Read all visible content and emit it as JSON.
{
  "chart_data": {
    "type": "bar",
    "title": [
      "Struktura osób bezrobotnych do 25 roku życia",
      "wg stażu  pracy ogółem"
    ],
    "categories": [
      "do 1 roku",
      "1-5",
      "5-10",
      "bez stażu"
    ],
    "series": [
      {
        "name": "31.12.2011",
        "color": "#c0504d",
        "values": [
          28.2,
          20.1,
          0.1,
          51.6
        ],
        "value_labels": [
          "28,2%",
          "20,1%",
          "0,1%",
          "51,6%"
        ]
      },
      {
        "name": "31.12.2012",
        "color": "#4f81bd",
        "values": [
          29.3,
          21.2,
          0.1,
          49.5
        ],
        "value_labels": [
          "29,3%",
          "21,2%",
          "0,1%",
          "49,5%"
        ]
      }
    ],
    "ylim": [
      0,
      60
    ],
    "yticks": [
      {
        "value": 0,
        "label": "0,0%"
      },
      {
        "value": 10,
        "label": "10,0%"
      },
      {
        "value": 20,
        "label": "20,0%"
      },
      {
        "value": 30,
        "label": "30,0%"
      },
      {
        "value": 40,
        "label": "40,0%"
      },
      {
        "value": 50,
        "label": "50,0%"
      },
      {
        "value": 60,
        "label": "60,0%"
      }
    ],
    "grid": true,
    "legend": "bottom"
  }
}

+ + + + +

- **Given problem**:
Give back all the data exactly as written.

- **The reply**:
Read all visible content and emit it as JSON.
{
  "chart_data": {
    "type": "bar",
    "title": [
      "Struktura osób bezrobotnych do 25 roku życia",
      "wg stażu  pracy ogółem"
    ],
    "categories": [
      "do 1 roku",
      "1-5",
      "5-10",
      "bez stażu"
    ],
    "series": [
      {
        "name": "31.12.2011",
        "color": "#c0504d",
        "values": [
          28.2,
          20.1,
          0.1,
          51.6
        ],
        "value_labels": [
          "28,2%",
          "20,1%",
          "0,1%",
          "51,6%"
        ]
      },
      {
        "name": "31.12.2012",
        "color": "#4f81bd",
        "values": [
          29.3,
          21.2,
          0.1,
          49.5
        ],
        "value_labels": [
          "29,3%",
          "21,2%",
          "0,1%",
          "49,5%"
        ]
      }
    ],
    "ylim": [
      0,
      60
    ],
    "yticks": [
      {
        "value": 0,
        "label": "0,0%"
      },
      {
        "value": 10,
        "label": "10,0%"
      },
      {
        "value": 20,
        "label": "20,0%"
      },
      {
        "value": 30,
        "label": "30,0%"
      },
      {
        "value": 40,
        "label": "40,0%"
      },
      {
        "value": 50,
        "label": "50,0%"
      },
      {
        "value": 60,
        "label": "60,0%"
      }
    ],
    "grid": true,
    "legend": "bottom"
  }
}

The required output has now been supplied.